What the task requires
Where does the word "this" show up in the records? Copy every line that has it.

Data supplied
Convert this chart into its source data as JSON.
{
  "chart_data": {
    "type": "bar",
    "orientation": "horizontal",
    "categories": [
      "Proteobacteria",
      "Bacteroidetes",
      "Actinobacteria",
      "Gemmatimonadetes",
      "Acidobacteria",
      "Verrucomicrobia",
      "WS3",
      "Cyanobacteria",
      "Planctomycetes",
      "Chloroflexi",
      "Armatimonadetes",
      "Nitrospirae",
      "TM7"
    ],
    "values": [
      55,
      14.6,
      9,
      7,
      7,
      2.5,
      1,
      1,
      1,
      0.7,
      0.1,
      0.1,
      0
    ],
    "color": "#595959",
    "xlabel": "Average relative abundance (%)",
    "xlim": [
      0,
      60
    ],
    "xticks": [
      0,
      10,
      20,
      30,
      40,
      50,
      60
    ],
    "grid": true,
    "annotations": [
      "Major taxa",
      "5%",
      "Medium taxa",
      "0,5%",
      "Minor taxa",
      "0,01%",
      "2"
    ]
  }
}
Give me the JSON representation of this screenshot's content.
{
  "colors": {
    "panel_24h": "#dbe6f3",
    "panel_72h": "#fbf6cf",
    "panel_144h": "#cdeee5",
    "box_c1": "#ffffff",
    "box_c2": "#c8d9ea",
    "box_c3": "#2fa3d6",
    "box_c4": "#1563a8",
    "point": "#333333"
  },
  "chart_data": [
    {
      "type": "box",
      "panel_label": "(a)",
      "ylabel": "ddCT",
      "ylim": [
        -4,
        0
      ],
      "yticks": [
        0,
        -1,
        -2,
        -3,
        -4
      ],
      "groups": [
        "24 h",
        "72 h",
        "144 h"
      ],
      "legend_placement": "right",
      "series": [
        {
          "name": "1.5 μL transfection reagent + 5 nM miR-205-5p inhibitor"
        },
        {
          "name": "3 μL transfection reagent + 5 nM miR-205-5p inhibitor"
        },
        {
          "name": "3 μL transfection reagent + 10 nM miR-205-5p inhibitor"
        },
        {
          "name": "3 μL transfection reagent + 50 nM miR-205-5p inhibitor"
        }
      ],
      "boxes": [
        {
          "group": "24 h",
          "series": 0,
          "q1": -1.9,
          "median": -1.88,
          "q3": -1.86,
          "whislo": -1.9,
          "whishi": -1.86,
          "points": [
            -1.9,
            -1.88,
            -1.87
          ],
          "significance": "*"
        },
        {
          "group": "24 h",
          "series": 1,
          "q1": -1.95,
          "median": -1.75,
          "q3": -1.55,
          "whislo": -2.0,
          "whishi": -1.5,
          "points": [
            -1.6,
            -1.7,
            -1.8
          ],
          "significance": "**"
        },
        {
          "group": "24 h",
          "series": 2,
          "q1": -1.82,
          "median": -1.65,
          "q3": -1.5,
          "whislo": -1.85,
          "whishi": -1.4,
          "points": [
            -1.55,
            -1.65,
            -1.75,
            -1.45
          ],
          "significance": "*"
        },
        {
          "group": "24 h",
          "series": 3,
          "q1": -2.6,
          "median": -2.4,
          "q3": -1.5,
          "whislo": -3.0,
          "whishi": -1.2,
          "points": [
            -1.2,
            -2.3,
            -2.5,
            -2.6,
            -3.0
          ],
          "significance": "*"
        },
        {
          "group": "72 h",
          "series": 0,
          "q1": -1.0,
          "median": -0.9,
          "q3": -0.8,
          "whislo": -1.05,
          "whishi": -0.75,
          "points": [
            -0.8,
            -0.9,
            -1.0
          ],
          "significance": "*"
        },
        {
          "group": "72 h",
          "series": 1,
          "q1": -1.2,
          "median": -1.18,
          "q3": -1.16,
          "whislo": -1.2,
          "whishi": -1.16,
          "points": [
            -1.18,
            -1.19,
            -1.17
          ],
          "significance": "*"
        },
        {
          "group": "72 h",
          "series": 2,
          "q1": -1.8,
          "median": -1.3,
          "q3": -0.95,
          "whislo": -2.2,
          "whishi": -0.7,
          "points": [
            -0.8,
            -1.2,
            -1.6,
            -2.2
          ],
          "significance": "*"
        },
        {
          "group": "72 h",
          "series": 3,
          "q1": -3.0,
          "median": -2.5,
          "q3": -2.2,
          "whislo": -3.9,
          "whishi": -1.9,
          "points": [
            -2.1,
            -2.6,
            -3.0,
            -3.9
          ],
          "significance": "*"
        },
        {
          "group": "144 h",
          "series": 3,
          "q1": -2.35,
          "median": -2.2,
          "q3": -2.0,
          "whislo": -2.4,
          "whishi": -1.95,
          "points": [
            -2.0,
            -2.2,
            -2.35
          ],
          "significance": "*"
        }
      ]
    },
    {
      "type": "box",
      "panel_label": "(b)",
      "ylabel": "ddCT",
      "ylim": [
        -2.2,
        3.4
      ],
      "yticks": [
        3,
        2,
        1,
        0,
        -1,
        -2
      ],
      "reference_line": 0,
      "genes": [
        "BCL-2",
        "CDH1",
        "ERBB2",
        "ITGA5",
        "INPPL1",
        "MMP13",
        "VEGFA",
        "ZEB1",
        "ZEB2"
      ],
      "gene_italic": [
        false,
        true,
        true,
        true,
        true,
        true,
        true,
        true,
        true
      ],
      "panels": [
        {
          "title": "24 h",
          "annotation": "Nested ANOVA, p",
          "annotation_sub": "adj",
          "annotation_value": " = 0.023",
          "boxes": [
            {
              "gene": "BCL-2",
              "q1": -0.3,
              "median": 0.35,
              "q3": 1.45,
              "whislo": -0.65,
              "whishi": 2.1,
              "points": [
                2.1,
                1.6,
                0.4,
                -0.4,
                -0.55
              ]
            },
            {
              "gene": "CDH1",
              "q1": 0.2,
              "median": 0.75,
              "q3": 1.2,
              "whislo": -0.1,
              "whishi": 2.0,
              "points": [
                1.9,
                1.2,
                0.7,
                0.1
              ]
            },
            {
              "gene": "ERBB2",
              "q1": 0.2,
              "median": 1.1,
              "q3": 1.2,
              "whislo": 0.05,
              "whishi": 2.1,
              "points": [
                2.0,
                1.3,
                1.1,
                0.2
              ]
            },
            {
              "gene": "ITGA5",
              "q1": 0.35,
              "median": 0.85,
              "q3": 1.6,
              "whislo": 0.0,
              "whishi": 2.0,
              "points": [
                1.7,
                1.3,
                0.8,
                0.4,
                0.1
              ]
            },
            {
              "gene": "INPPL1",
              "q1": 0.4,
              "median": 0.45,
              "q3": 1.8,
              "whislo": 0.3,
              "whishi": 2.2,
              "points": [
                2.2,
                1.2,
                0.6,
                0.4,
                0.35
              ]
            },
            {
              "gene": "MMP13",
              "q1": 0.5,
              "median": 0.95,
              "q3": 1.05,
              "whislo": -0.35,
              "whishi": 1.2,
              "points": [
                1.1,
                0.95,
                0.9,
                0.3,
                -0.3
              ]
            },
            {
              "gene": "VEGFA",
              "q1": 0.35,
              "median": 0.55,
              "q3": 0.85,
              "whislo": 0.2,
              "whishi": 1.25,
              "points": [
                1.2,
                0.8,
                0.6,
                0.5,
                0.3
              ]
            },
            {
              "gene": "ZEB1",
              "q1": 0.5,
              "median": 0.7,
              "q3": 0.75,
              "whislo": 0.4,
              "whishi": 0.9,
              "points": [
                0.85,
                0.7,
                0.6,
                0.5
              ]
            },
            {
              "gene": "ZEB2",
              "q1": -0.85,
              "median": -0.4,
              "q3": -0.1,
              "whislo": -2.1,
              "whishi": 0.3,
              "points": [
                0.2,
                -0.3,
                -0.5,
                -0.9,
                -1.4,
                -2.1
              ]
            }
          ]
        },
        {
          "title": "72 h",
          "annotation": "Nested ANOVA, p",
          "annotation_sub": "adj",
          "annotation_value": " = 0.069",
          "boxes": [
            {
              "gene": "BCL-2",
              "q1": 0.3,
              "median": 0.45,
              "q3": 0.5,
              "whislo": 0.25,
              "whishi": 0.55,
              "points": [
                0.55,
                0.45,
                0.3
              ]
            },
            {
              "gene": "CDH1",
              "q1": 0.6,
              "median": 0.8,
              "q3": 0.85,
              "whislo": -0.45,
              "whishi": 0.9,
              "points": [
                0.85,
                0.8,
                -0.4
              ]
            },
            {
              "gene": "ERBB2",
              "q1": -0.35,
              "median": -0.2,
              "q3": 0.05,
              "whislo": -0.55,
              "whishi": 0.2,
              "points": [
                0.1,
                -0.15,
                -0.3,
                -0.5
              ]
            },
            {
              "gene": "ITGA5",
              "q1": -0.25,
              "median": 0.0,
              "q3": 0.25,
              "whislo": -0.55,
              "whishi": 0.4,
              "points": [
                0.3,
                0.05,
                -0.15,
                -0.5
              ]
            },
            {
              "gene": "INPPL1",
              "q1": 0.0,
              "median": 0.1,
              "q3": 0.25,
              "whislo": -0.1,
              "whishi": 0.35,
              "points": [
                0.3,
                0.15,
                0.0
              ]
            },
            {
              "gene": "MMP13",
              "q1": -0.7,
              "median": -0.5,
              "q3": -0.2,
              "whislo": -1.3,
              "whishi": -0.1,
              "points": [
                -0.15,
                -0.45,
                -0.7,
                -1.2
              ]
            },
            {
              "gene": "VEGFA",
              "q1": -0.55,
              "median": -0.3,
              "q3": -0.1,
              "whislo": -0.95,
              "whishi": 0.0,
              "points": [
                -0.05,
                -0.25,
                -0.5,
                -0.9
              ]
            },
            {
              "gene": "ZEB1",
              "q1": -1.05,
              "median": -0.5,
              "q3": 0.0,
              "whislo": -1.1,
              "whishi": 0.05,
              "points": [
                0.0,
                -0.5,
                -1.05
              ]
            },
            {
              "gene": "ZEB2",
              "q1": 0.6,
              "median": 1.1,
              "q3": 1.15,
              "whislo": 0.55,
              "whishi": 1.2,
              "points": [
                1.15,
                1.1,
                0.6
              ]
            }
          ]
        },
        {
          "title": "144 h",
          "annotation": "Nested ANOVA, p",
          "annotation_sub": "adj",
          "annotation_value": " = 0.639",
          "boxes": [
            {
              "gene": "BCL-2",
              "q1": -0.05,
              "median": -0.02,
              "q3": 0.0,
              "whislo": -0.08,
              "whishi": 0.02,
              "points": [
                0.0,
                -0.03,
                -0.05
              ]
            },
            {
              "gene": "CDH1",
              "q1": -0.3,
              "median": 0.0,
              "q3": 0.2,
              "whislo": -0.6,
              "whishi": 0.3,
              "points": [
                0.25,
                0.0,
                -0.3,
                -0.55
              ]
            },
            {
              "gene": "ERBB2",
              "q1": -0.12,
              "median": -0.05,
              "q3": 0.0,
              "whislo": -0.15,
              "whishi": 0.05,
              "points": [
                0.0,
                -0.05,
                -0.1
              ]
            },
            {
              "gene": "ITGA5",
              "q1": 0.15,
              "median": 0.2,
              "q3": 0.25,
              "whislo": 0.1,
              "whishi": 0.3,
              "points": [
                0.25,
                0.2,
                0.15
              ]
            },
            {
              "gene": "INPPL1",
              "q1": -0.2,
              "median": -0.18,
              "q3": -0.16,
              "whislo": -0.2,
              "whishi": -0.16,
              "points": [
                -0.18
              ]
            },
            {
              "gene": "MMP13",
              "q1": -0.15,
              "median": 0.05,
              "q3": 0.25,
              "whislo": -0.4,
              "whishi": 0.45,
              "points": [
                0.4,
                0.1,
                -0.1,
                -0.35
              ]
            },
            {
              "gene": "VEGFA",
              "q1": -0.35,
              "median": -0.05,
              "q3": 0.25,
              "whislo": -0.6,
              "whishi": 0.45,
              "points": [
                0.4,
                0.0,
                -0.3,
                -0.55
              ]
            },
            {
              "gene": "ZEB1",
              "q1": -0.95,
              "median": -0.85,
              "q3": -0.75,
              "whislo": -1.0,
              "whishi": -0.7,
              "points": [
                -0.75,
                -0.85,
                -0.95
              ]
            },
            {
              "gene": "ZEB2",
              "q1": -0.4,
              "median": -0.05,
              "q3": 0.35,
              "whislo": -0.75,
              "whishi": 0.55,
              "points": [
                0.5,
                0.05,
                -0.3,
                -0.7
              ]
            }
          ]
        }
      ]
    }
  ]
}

Answer box
Convert this chart into its source data as JSON.
Give me the JSON representation of this screenshot's content.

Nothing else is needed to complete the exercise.